To do |
Every line below that holds the string "color" should be copied out.

━━━ Given data ━━━

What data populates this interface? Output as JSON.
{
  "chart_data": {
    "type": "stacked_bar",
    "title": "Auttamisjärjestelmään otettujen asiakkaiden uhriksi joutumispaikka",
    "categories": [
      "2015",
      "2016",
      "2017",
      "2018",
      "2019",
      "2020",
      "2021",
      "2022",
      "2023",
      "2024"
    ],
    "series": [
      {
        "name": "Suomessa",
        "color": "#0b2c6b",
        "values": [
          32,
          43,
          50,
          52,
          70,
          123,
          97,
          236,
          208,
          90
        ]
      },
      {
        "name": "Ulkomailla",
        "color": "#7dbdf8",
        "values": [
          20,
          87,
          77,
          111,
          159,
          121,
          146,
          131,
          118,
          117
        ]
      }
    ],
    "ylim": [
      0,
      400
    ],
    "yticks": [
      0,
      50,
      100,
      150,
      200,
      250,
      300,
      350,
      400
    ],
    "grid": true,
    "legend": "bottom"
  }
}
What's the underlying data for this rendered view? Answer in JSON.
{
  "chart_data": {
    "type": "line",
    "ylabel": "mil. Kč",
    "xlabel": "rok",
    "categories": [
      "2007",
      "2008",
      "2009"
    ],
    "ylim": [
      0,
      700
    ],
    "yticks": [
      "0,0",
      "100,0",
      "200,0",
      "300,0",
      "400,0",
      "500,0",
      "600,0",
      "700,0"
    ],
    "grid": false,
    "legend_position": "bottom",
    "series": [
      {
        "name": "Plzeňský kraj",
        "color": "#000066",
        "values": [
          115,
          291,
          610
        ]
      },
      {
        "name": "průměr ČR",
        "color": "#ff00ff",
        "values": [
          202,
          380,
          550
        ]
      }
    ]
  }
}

━━━

Exercise response |
        "color": "#0b2c6b",
        "color": "#7dbdf8",
        "color": "#000066",
        "color": "#ff00ff",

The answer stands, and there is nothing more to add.